» **TASK TO COMPLETE**
What follows is a block of records; reproduce all of it verbatim.

Records from a data collection:

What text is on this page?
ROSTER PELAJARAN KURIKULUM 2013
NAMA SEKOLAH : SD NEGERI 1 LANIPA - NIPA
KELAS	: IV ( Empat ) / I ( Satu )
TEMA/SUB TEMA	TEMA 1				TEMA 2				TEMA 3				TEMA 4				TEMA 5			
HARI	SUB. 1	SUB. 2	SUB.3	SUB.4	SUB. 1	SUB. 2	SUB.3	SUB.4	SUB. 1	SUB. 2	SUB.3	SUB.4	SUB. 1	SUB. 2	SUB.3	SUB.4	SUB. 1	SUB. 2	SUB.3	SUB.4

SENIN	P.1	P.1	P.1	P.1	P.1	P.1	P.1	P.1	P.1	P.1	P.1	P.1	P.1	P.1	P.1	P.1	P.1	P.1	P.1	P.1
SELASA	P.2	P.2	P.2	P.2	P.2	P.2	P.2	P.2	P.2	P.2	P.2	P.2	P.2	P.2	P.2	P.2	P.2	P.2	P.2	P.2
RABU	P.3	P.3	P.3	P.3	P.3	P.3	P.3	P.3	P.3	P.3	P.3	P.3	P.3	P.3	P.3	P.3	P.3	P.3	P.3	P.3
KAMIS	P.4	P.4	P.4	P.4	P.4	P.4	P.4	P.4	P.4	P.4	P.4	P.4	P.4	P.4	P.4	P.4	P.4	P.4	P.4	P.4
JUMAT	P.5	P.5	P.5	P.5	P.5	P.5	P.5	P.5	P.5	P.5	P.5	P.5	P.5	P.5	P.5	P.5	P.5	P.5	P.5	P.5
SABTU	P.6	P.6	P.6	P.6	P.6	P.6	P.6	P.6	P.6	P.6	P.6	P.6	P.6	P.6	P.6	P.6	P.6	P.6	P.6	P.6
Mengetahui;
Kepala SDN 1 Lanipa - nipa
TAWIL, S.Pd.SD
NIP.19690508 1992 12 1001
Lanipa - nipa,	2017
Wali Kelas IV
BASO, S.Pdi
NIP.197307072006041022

» **RESPONSE FOR THIS EXERCISE**
What text is on this page?
ROSTER PELAJARAN KURIKULUM 2013
NAMA SEKOLAH : SD NEGERI 1 LANIPA - NIPA
KELAS	: IV ( Empat ) / I ( Satu )
TEMA/SUB TEMA	TEMA 1				TEMA 2				TEMA 3				TEMA 4				TEMA 5			
HARI	SUB. 1	SUB. 2	SUB.3	SUB.4	SUB. 1	SUB. 2	SUB.3	SUB.4	SUB. 1	SUB. 2	SUB.3	SUB.4	SUB. 1	SUB. 2	SUB.3	SUB.4	SUB. 1	SUB. 2	SUB.3	SUB.4

SENIN	P.1	P.1	P.1	P.1	P.1	P.1	P.1	P.1	P.1	P.1	P.1	P.1	P.1	P.1	P.1	P.1	P.1	P.1	P.1	P.1
SELASA	P.2	P.2	P.2	P.2	P.2	P.2	P.2	P.2	P.2	P.2	P.2	P.2	P.2	P.2	P.2	P.2	P.2	P.2	P.2	P.2
RABU	P.3	P.3	P.3	P.3	P.3	P.3	P.3	P.3	P.3	P.3	P.3	P.3	P.3	P.3	P.3	P.3	P.3	P.3	P.3	P.3
KAMIS	P.4	P.4	P.4	P.4	P.4	P.4	P.4	P.4	P.4	P.4	P.4	P.4	P.4	P.4	P.4	P.4	P.4	P.4	P.4	P.4
JUMAT	P.5	P.5	P.5	P.5	P.5	P.5	P.5	P.5	P.5	P.5	P.5	P.5	P.5	P.5	P.5	P.5	P.5	P.5	P.5	P.5
SABTU	P.6	P.6	P.6	P.6	P.6	P.6	P.6	P.6	P.6	P.6	P.6	P.6	P.6	P.6	P.6	P.6	P.6	P.6	P.6	P.6
Mengetahui;
Kepala SDN 1 Lanipa - nipa
TAWIL, S.Pd.SD
NIP.19690508 1992 12 1001
Lanipa - nipa,	2017
Wali Kelas IV
BASO, S.Pdi
NIP.197307072006041022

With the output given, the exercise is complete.